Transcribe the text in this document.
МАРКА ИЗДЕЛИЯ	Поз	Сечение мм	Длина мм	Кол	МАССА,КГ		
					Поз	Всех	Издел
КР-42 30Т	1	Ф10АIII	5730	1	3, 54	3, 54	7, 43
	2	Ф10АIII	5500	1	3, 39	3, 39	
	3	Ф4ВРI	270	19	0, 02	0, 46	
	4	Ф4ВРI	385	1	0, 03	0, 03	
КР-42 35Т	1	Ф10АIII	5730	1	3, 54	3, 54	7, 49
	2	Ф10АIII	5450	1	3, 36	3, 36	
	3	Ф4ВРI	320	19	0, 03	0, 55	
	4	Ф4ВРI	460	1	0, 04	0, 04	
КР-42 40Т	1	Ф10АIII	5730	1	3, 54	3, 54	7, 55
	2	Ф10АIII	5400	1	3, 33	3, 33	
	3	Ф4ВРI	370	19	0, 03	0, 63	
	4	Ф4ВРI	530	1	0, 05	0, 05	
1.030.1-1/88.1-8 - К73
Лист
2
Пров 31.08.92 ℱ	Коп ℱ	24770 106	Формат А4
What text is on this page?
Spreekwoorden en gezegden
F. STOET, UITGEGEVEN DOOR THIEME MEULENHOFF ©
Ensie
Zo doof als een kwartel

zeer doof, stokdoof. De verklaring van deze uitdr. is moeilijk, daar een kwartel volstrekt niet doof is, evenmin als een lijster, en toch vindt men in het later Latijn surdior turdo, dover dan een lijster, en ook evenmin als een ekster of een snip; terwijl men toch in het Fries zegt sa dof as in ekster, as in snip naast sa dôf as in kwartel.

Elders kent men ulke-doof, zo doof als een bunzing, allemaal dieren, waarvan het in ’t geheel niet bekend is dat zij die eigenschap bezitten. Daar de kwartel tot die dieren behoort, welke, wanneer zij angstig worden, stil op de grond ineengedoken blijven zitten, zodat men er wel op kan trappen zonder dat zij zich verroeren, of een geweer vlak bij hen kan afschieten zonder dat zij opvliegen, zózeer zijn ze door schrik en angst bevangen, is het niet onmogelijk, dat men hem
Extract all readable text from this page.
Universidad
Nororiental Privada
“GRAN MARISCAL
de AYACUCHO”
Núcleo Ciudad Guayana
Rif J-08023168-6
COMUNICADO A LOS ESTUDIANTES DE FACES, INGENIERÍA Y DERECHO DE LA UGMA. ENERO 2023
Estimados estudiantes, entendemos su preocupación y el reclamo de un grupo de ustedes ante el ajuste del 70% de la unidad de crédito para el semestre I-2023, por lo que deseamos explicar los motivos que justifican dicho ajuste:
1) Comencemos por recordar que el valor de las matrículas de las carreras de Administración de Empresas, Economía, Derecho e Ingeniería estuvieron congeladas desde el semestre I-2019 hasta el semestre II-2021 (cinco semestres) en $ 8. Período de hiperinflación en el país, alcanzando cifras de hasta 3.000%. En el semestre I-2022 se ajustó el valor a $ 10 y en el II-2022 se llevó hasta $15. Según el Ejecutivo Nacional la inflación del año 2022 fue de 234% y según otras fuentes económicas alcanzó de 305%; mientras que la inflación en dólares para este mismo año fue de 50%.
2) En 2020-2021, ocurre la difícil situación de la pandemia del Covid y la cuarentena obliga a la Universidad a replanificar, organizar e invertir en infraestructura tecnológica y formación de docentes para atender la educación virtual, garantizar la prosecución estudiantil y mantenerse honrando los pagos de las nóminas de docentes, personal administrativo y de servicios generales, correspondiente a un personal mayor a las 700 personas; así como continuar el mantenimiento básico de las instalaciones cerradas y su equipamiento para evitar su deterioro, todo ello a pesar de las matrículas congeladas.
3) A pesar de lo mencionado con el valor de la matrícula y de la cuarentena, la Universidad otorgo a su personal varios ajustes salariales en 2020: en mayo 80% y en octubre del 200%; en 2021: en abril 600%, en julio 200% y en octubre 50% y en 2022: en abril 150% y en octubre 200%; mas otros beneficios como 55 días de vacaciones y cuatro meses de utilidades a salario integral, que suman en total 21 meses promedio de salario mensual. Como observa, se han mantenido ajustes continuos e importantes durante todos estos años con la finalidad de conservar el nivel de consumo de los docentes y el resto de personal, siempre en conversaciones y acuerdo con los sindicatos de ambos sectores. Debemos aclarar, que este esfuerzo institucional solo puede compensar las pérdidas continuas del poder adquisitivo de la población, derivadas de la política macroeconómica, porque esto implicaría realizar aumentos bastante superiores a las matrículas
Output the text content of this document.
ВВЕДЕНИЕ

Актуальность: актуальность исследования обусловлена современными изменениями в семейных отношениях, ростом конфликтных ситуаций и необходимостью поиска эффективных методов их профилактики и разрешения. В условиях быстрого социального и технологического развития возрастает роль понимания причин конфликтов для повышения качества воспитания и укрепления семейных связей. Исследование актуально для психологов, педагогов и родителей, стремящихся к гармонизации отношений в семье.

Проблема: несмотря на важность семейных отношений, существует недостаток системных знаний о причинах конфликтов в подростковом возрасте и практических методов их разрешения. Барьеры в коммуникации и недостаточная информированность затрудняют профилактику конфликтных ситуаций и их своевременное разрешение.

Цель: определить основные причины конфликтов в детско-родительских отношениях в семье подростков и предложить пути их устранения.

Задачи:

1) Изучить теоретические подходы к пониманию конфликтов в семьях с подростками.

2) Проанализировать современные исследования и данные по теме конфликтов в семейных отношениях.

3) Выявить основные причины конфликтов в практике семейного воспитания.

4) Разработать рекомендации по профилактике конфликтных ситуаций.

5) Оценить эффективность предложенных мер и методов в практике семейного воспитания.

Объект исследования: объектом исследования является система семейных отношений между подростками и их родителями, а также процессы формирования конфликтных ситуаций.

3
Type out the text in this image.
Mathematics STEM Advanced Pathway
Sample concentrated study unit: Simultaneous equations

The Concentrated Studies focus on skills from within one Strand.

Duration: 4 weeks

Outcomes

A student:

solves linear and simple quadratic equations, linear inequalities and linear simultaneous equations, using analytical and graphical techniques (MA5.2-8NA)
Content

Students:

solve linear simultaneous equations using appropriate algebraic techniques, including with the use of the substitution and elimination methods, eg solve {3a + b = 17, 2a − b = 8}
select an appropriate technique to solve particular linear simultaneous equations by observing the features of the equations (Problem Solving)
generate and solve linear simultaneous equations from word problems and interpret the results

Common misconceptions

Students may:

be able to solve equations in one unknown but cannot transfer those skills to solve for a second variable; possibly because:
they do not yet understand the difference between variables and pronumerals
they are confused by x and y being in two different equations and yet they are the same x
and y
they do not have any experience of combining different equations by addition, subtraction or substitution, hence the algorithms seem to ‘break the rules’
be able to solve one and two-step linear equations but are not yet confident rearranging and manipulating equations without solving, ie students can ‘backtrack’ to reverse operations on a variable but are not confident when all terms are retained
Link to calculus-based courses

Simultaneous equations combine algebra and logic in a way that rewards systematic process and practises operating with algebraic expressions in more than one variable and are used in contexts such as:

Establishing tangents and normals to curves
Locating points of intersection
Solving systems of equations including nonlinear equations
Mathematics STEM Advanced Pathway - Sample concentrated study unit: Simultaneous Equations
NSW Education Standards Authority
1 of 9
---*---
__TASK DESCRIPTION__.
Locate each line containing the string "семейных" and show it.

__RESPONSE TO THE TASK__.
Актуальность: актуальность исследования обусловлена современными изменениями в семейных отношениях, ростом конфликтных ситуаций и необходимостью поиска эффективных методов их профилактики и разрешения. В условиях быстрого социального и технологического развития возрастает роль понимания причин конфликтов для повышения качества воспитания и укрепления семейных связей. Исследование актуально для психологов, педагогов и родителей, стремящихся к гармонизации отношений в семье.
Проблема: несмотря на важность семейных отношений, существует недостаток системных знаний о причинах конфликтов в подростковом возрасте и практических методов их разрешения. Барьеры в коммуникации и недостаточная информированность затрудняют профилактику конфликтных ситуаций и их своевременное разрешение.
2) Проанализировать современные исследования и данные по теме конфликтов в семейных отношениях.
Объект исследования: объектом исследования является система семейных отношений между подростками и их родителями, а также процессы формирования конфликтных ситуаций.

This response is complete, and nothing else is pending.